◆ What to work on
Copy the material word for word, starting at the line that contains "x-tick-label: 0 (177, 368, 186, 387)" and continuing through the last line of the material, with both of those lines included.

◆ Material for the task

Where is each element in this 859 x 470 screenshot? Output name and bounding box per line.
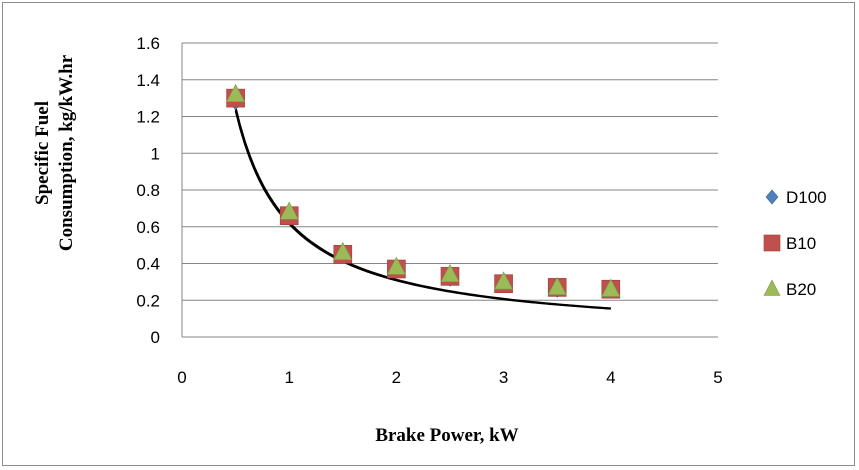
x-tick-label: 0 (177, 368, 186, 387)
y-axis-title-line-2: Consumption, kg/kW.hr (56, 54, 77, 251)
x-tick-label: 3 (499, 368, 508, 387)
legend-marker-b20 (763, 279, 781, 296)
y-tick-label: 1.2 (136, 108, 160, 127)
y-tick-label: 0.6 (136, 218, 160, 237)
legend-marker-d100 (765, 189, 779, 205)
x-tick-label: 5 (713, 368, 722, 387)
data-point-b20 (333, 241, 353, 260)
trendline-curve (234, 107, 611, 310)
data-point-b20 (440, 263, 460, 283)
data-point-b20 (547, 276, 567, 295)
legend-label-d100: D100 (786, 188, 827, 207)
data-points (226, 83, 621, 299)
legend-label-b20: B20 (786, 280, 816, 299)
y-tick-label: 0.8 (136, 181, 160, 200)
trendlines (234, 107, 611, 310)
data-point-b20 (386, 256, 406, 275)
data-point-b20 (601, 278, 621, 297)
y-axis-title: Specific Fuel Consumption, kg/kW.hr (32, 54, 77, 251)
gridlines (181, 42, 718, 338)
y-tick-label: 0.4 (136, 255, 160, 274)
x-tick-label: 4 (606, 368, 615, 387)
data-point-b20 (494, 271, 514, 290)
legend-label-b10: B10 (786, 234, 816, 253)
data-point-b20 (226, 83, 246, 102)
y-tick-label: 0 (151, 328, 160, 347)
x-axis-title: Brake Power, kW (375, 425, 518, 446)
x-tick-label: 1 (284, 368, 293, 387)
y-tick-label: 1 (151, 144, 160, 163)
x-tick-label: 2 (392, 368, 401, 387)
legend: D100 B10 B20 (763, 188, 827, 299)
y-tick-labels: 0 0.2 0.4 0.6 0.8 1 1.2 1.4 1.6 (136, 34, 160, 347)
y-tick-label: 1.6 (136, 34, 160, 53)
legend-marker-b10 (763, 234, 781, 252)
y-tick-label: 1.4 (136, 71, 160, 90)
data-point-b20 (279, 201, 299, 220)
y-tick-label: 0.2 (136, 291, 160, 310)
y-axis-title-line-1: Specific Fuel (32, 101, 53, 205)
x-tick-labels: 0 1 2 3 4 5 (177, 368, 722, 387)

◆ Answer below
x-tick-label: 0 (177, 368, 186, 387)
y-axis-title-line-2: Consumption, kg/kW.hr (56, 54, 77, 251)
x-tick-label: 3 (499, 368, 508, 387)
legend-marker-b20 (763, 279, 781, 296)
y-tick-label: 1.2 (136, 108, 160, 127)
y-tick-label: 0.6 (136, 218, 160, 237)
legend-marker-d100 (765, 189, 779, 205)
x-tick-label: 5 (713, 368, 722, 387)
data-point-b20 (333, 241, 353, 260)
trendline-curve (234, 107, 611, 310)
data-point-b20 (440, 263, 460, 283)
data-point-b20 (547, 276, 567, 295)
legend-label-d100: D100 (786, 188, 827, 207)
data-points (226, 83, 621, 299)
legend-label-b20: B20 (786, 280, 816, 299)
y-tick-label: 0.8 (136, 181, 160, 200)
trendlines (234, 107, 611, 310)
data-point-b20 (386, 256, 406, 275)
data-point-b20 (601, 278, 621, 297)
y-axis-title: Specific Fuel Consumption, kg/kW.hr (32, 54, 77, 251)
gridlines (181, 42, 718, 338)
y-tick-label: 0.4 (136, 255, 160, 274)
x-tick-label: 4 (606, 368, 615, 387)
data-point-b20 (494, 271, 514, 290)
legend-label-b10: B10 (786, 234, 816, 253)
data-point-b20 (226, 83, 246, 102)
y-tick-label: 0 (151, 328, 160, 347)
x-axis-title: Brake Power, kW (375, 425, 518, 446)
x-tick-label: 1 (284, 368, 293, 387)
y-tick-label: 1 (151, 144, 160, 163)
x-tick-label: 2 (392, 368, 401, 387)
legend: D100 B10 B20 (763, 188, 827, 299)
y-tick-labels: 0 0.2 0.4 0.6 0.8 1 1.2 1.4 1.6 (136, 34, 160, 347)
y-tick-label: 1.6 (136, 34, 160, 53)
legend-marker-b10 (763, 234, 781, 252)
y-tick-label: 1.4 (136, 71, 160, 90)
data-point-b20 (279, 201, 299, 220)
y-tick-label: 0.2 (136, 291, 160, 310)
y-axis-title-line-1: Specific Fuel (32, 101, 53, 205)
x-tick-labels: 0 1 2 3 4 5 (177, 368, 722, 387)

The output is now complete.